■ **Reading text**:

+-------+

Siissisoq was a Greenlandic heavy metal band, formed in 1994. The name Siissisoq means Rhino in Greenlandic. The band's lyrics are sung in Greenlandic and their songs are mainly named after African animals. During their original incarnation they were considered the most popular rock band in Greenland.

History 
Siissisoq formed in 1994 in their hometown of Uummannaq. Guitarist Karl Enok Mathiassen started writing riffs inspired by Metallica and White Zombie. Guitarist Jens Thorin was the first additional member of the new band. Karl Enok Mathiassen started writing songs at age 15, and several of his early songs ended up on the first Siissisoq album.

They released their first album, Aammarpassuillu, in 1998, and it stayed at number one on the Greenlandic charts for two months. In 2001, the band released the live album Aammarlussuillu Live. Their second studio album Super Day was released in 2002 but was not as successful as the first album. The band then went on an extended hiatus.

+-------+

■ **Material provided**:
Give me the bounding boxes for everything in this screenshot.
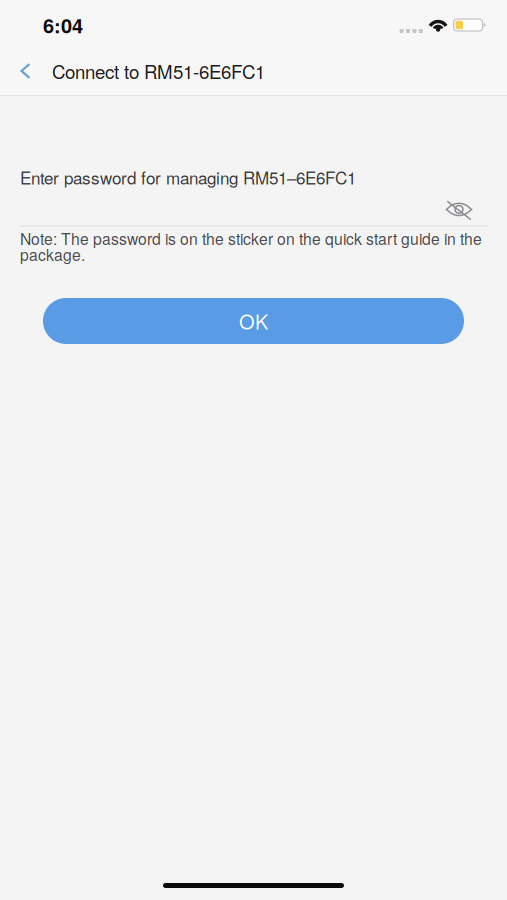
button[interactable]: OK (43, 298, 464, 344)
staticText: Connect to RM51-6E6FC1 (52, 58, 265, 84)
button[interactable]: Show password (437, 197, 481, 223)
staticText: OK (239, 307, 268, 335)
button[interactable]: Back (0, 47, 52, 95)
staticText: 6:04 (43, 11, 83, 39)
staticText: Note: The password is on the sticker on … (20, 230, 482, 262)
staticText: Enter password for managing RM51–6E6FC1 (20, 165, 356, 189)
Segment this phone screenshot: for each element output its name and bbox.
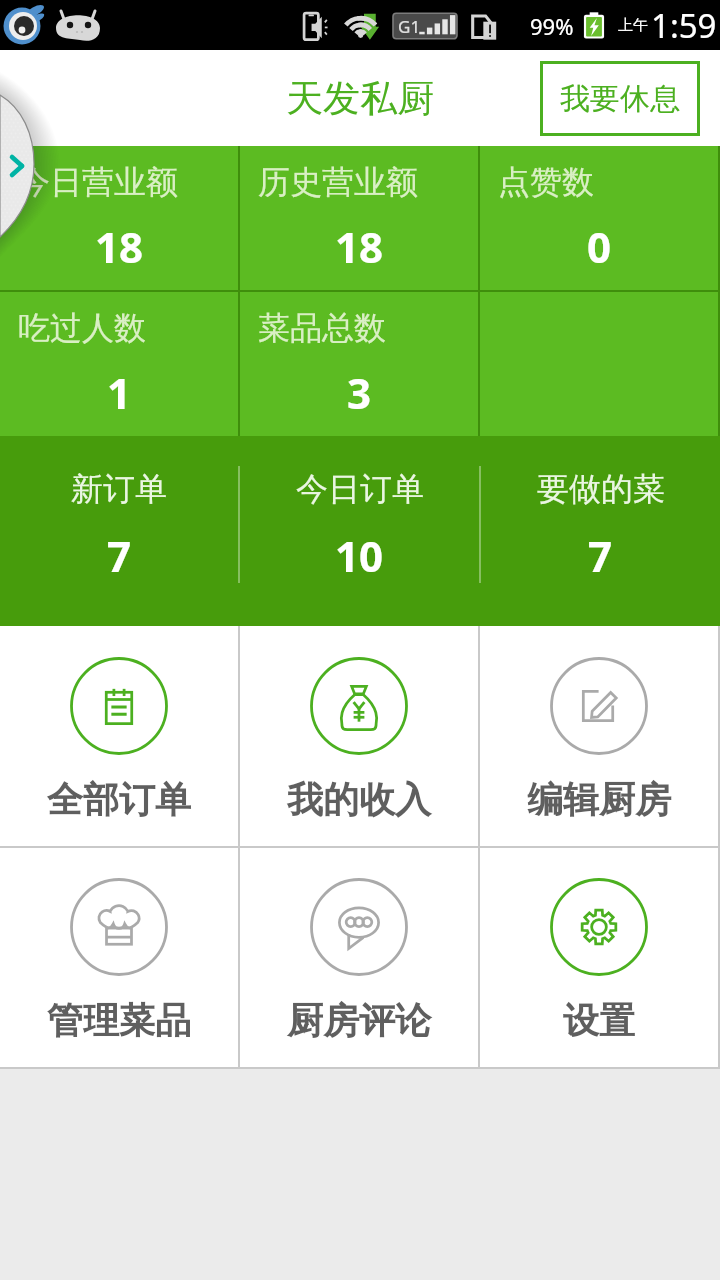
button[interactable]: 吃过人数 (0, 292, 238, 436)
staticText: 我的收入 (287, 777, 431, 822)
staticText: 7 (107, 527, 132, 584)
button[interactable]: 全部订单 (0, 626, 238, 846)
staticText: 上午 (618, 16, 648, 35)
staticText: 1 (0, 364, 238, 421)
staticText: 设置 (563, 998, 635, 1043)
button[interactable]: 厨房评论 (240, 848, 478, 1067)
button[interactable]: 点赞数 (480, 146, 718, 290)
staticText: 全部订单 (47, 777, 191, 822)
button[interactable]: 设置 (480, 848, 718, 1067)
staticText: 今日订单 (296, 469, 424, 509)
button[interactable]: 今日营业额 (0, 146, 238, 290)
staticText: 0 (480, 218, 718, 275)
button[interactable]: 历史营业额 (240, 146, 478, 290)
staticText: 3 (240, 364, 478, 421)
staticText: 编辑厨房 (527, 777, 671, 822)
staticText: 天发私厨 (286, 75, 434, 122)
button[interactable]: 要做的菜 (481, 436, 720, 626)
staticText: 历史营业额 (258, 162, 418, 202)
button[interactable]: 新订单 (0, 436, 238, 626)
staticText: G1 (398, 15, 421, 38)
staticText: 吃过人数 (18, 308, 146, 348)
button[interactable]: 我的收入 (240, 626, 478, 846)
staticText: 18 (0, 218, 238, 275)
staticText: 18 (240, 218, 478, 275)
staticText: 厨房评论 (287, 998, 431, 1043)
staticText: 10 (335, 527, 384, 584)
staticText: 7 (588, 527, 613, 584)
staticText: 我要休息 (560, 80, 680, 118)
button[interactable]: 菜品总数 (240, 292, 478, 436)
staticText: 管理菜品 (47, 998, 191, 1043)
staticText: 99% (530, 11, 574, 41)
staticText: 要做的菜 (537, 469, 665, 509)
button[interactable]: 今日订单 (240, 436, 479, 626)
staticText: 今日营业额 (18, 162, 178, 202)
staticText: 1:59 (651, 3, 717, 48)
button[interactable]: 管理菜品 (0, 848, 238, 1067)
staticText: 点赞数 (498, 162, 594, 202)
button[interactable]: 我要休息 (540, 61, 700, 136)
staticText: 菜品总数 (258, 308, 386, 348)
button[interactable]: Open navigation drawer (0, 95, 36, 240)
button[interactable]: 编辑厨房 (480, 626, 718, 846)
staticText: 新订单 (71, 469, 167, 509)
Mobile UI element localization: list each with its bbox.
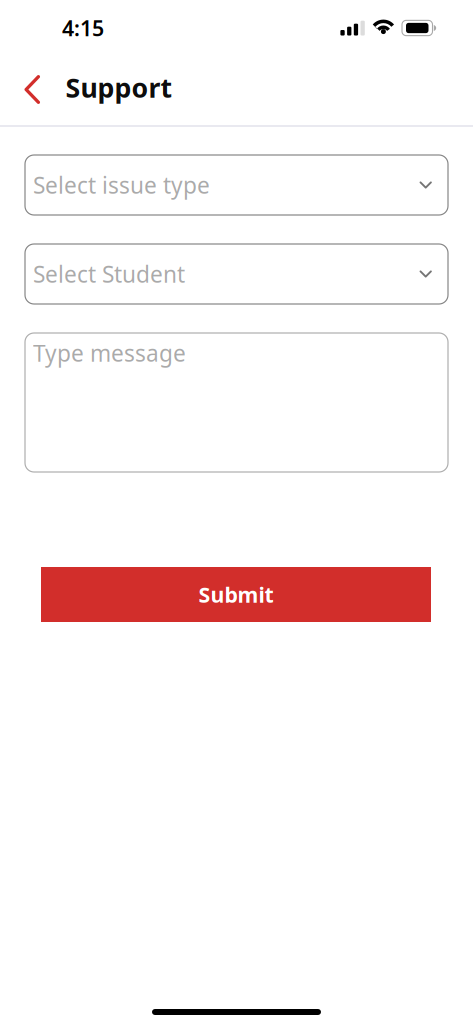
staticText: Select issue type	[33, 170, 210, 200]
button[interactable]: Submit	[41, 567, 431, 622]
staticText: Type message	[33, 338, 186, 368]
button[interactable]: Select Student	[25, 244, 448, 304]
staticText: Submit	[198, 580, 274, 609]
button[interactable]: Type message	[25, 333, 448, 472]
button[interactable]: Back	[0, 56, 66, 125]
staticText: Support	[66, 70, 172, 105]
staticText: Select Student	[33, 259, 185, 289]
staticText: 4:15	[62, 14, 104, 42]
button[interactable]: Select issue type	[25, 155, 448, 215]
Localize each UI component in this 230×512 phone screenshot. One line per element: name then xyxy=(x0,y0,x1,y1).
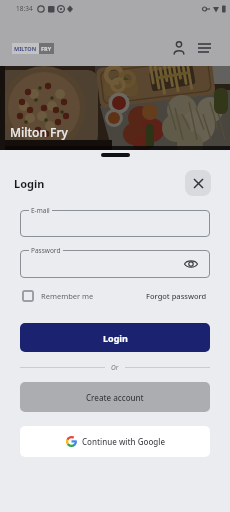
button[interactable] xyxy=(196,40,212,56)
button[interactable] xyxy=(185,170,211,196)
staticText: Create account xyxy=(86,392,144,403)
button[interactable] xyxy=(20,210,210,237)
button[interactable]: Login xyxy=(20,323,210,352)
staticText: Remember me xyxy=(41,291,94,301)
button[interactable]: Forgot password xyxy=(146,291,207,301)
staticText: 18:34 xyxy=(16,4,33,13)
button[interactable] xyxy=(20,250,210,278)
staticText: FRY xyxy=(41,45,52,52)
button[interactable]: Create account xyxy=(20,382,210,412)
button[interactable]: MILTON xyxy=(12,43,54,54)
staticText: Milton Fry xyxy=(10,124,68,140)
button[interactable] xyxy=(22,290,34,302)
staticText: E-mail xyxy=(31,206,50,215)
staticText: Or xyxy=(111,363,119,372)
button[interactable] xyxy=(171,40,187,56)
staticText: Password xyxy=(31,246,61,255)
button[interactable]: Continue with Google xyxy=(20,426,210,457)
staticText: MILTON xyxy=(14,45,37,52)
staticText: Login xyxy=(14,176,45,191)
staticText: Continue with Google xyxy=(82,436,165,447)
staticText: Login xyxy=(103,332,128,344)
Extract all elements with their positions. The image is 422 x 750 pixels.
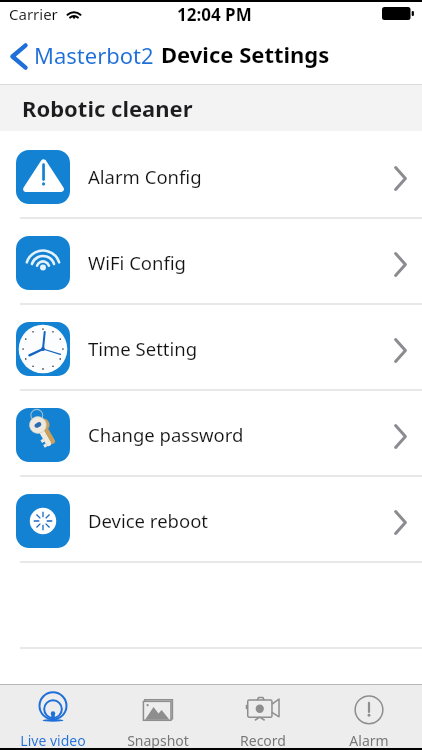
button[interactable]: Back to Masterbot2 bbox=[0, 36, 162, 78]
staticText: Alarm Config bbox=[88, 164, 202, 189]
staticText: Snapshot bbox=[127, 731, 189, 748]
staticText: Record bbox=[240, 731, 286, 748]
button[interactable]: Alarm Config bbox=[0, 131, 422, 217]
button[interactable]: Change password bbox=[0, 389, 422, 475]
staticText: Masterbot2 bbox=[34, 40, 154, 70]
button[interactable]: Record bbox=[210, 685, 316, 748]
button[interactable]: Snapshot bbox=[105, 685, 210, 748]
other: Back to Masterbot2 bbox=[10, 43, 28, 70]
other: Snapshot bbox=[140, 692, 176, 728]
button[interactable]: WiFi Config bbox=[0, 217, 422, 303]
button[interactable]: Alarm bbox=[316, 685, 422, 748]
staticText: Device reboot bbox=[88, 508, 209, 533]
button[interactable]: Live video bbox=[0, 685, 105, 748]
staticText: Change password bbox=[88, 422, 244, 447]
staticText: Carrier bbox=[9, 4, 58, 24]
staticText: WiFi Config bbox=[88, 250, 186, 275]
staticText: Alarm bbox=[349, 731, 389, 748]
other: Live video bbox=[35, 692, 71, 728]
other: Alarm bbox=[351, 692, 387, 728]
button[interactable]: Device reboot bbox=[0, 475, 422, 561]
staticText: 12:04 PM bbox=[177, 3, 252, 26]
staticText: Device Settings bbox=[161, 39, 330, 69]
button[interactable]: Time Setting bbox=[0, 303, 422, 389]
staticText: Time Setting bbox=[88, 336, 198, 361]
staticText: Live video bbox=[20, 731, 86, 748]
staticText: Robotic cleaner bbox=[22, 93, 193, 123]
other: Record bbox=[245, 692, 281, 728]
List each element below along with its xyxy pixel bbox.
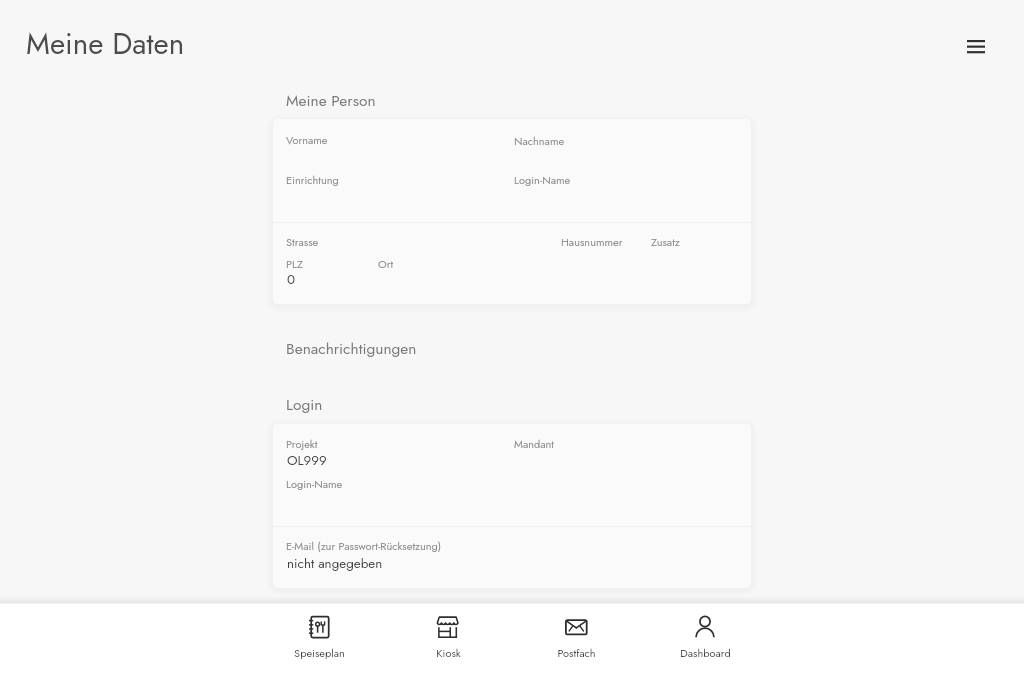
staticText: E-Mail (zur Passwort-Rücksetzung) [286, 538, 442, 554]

+-------+

■ **Exercise tasks**:
A: In the entries, starting with the line with "button[interactable]: 吃过人数 (0, 292, 238, 436)" and going on through the line with "button[interactable]: 设置 (480, 848, 718, 1067)", update every "staticText" to "label" and change nothing else. Give back only those lines.
B: Go on with the text about Siissisoq from the point where it stops.
The entries have no connection to the text about Siissisoq.

■ **Answers by task**:
A:
button[interactable]: 吃过人数 (0, 292, 238, 436)
label: 我的收入 (287, 777, 431, 822)
label: 7 (107, 527, 132, 584)
button[interactable]: 全部订单 (0, 626, 238, 846)
label: 上午 (618, 16, 648, 35)
label: 1 (0, 364, 238, 421)
label: 设置 (563, 998, 635, 1043)
button[interactable]: 厨房评论 (240, 848, 478, 1067)
button[interactable]: 点赞数 (480, 146, 718, 290)
label: 全部订单 (47, 777, 191, 822)
button[interactable]: 设置 (480, 848, 718, 1067)

B:
Siissisoq learned that their record label, ULO Records, had engaged in fraud and manipulation and only paid the band 3-4% of the income earned from their work. ULO claimed that there was not enough of a profit to give Siissisoq money.

The band played reunion shows in 2010 at the Nuuk Festival and the Nipiaa Rock Festival, and have performed live sporadically since then. The album Black Box, compiling live tracks and new recordings of older songs, was released in 2018. Today Karl Enok Mathiassen has his own record label and radio company.

Past members
Karl Enok Mathiassen - Lead Guitar, songwriting
Hans Mathiassen - Vocals, bass guitar
Knud Mathiassen - Vocals
Malik Løvstrøm  - Drums
Ilannguaq Mathiassen - Guitar

Hans Therkildsen - Bass
Jens Samuelsen - Vocals
Villads Kristiansen - Drums
Peter Fleischer - Drums
Jens Thorin - Guitar
Peter Hendriksen - Bass
Rasmus Petersen - Bass
Jens Koch Kristensen - Bass

Discography 
Aammarpassuillu (1998)
Aammarpassuillu Live (2001)
Super Day (2002)
Black Box (compilation, 2018)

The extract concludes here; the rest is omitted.